WHAT TO DO >> Please copy all the lines that follow, word for word.

DATASET ENTRIES >>
(begin)
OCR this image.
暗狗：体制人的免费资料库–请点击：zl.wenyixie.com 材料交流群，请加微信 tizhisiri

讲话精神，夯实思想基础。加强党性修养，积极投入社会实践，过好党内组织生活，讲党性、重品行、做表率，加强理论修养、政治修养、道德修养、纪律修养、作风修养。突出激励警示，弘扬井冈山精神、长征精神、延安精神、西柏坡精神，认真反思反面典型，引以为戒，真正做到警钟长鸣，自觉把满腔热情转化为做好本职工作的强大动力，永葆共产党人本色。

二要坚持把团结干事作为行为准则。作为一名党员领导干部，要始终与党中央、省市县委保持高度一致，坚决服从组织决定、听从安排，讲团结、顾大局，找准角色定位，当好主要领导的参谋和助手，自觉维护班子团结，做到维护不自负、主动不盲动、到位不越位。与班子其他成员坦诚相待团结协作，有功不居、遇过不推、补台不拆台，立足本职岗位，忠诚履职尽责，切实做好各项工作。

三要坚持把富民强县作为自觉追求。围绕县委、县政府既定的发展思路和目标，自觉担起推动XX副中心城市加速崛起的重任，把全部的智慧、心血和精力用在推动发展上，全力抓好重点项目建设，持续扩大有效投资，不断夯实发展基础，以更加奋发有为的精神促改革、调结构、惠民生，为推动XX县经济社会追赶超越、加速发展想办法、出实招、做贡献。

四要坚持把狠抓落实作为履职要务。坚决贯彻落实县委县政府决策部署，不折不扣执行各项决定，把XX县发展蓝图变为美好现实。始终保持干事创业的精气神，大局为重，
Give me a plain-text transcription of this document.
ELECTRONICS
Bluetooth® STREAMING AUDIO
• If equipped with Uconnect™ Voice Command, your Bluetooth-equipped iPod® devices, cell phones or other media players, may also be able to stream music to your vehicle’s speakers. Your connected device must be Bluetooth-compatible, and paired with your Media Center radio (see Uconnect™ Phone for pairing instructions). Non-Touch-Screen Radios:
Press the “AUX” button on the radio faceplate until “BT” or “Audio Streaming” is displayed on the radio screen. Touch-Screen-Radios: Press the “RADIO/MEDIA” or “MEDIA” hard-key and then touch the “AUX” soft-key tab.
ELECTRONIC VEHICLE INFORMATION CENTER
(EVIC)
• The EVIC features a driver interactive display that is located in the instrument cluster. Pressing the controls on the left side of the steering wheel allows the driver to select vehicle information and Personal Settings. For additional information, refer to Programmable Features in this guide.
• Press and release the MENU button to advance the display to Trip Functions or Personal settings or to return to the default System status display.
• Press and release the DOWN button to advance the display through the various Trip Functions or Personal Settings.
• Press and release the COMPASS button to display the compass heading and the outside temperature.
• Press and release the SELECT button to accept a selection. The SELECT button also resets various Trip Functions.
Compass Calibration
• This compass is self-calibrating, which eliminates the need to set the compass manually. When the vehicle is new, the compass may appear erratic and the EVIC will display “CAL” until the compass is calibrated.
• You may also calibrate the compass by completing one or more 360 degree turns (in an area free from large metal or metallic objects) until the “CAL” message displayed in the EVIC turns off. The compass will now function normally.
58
(end)
COMPLETE OUTPUT >>
OCR this image.
暗狗：体制人的免费资料库–请点击：zl.wenyixie.com 材料交流群，请加微信 tizhisiri

讲话精神，夯实思想基础。加强党性修养，积极投入社会实践，过好党内组织生活，讲党性、重品行、做表率，加强理论修养、政治修养、道德修养、纪律修养、作风修养。突出激励警示，弘扬井冈山精神、长征精神、延安精神、西柏坡精神，认真反思反面典型，引以为戒，真正做到警钟长鸣，自觉把满腔热情转化为做好本职工作的强大动力，永葆共产党人本色。

二要坚持把团结干事作为行为准则。作为一名党员领导干部，要始终与党中央、省市县委保持高度一致，坚决服从组织决定、听从安排，讲团结、顾大局，找准角色定位，当好主要领导的参谋和助手，自觉维护班子团结，做到维护不自负、主动不盲动、到位不越位。与班子其他成员坦诚相待团结协作，有功不居、遇过不推、补台不拆台，立足本职岗位，忠诚履职尽责，切实做好各项工作。

三要坚持把富民强县作为自觉追求。围绕县委、县政府既定的发展思路和目标，自觉担起推动XX副中心城市加速崛起的重任，把全部的智慧、心血和精力用在推动发展上，全力抓好重点项目建设，持续扩大有效投资，不断夯实发展基础，以更加奋发有为的精神促改革、调结构、惠民生，为推动XX县经济社会追赶超越、加速发展想办法、出实招、做贡献。

四要坚持把狠抓落实作为履职要务。坚决贯彻落实县委县政府决策部署，不折不扣执行各项决定，把XX县发展蓝图变为美好现实。始终保持干事创业的精气神，大局为重，
Give me a plain-text transcription of this document.
ELECTRONICS
Bluetooth® STREAMING AUDIO
• If equipped with Uconnect™ Voice Command, your Bluetooth-equipped iPod® devices, cell phones or other media players, may also be able to stream music to your vehicle’s speakers. Your connected device must be Bluetooth-compatible, and paired with your Media Center radio (see Uconnect™ Phone for pairing instructions). Non-Touch-Screen Radios:
Press the “AUX” button on the radio faceplate until “BT” or “Audio Streaming” is displayed on the radio screen. Touch-Screen-Radios: Press the “RADIO/MEDIA” or “MEDIA” hard-key and then touch the “AUX” soft-key tab.
ELECTRONIC VEHICLE INFORMATION CENTER
(EVIC)
• The EVIC features a driver interactive display that is located in the instrument cluster. Pressing the controls on the left side of the steering wheel allows the driver to select vehicle information and Personal Settings. For additional information, refer to Programmable Features in this guide.
• Press and release the MENU button to advance the display to Trip Functions or Personal settings or to return to the default System status display.
• Press and release the DOWN button to advance the display through the various Trip Functions or Personal Settings.
• Press and release the COMPASS button to display the compass heading and the outside temperature.
• Press and release the SELECT button to accept a selection. The SELECT button also resets various Trip Functions.
Compass Calibration
• This compass is self-calibrating, which eliminates the need to set the compass manually. When the vehicle is new, the compass may appear erratic and the EVIC will display “CAL” until the compass is calibrated.
• You may also calibrate the compass by completing one or more 360 degree turns (in an area free from large metal or metallic objects) until the “CAL” message displayed in the EVIC turns off. The compass will now function normally.
58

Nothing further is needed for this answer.